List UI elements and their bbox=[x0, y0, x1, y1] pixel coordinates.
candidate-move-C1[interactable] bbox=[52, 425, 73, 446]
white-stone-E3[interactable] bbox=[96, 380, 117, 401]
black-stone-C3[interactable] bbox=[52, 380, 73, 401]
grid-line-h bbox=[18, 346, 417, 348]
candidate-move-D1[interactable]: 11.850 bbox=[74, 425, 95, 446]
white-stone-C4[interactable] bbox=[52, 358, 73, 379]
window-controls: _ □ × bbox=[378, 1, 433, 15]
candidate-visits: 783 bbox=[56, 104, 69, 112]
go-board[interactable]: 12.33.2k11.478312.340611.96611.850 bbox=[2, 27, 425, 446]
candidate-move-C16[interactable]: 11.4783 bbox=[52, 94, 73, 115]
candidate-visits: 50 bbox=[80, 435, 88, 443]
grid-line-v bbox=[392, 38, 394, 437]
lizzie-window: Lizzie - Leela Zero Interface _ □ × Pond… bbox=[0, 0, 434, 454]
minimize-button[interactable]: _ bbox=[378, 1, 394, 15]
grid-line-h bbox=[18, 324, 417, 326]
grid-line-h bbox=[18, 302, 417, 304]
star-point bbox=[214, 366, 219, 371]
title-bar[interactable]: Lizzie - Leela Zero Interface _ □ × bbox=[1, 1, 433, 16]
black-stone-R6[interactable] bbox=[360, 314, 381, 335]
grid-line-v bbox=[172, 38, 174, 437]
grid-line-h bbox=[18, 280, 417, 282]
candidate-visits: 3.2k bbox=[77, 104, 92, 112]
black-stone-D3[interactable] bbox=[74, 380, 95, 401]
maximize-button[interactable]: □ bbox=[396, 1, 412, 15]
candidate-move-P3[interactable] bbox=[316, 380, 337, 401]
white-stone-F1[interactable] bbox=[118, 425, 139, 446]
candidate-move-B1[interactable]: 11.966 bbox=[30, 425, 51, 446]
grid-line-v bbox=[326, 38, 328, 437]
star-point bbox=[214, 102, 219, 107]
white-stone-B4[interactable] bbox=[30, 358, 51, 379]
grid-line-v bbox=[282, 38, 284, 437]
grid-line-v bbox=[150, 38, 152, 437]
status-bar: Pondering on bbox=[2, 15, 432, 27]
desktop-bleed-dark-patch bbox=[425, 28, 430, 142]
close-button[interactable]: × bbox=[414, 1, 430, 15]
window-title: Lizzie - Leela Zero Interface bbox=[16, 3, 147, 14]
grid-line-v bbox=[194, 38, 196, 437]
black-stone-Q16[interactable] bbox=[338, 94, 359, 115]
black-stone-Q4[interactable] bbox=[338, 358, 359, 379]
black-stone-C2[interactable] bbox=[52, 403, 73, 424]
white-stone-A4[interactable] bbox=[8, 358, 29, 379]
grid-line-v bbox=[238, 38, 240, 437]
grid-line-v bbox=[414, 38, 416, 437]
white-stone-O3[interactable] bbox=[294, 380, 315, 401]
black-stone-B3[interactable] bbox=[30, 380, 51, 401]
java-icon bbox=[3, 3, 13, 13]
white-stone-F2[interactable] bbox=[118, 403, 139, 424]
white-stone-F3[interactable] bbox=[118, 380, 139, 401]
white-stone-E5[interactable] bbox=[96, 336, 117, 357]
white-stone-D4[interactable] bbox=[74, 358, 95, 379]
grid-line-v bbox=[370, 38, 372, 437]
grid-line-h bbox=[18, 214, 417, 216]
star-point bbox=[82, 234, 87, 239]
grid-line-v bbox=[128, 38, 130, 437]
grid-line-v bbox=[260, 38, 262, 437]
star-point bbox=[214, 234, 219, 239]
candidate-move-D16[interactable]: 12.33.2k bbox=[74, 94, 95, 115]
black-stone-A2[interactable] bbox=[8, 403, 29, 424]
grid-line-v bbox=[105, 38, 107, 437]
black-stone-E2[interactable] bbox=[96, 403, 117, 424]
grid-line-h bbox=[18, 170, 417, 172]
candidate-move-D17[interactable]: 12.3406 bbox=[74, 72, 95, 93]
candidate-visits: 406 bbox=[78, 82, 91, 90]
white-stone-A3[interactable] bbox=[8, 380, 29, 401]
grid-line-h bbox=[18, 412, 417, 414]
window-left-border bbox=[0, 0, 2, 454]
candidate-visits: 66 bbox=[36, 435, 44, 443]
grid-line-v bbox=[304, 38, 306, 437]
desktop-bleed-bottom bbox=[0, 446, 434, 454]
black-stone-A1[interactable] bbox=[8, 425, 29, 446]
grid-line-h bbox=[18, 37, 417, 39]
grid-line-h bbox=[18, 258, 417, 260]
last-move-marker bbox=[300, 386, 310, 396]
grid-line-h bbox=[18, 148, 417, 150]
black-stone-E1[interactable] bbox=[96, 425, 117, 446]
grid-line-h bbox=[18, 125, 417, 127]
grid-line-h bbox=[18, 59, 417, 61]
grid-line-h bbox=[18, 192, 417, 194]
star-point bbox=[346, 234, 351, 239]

SHORT PROBLEM >>
Write out the items above word for word, from the first line through the line containing "candidate-move-D1[interactable]: 11.850 bbox=[74, 425, 95, 446]".

EXERCISE SOLUTION >>
List UI elements and their bbox=[x0, y0, x1, y1] pixel coordinates.
candidate-move-C1[interactable] bbox=[52, 425, 73, 446]
white-stone-E3[interactable] bbox=[96, 380, 117, 401]
black-stone-C3[interactable] bbox=[52, 380, 73, 401]
grid-line-h bbox=[18, 346, 417, 348]
candidate-move-D1[interactable]: 11.850 bbox=[74, 425, 95, 446]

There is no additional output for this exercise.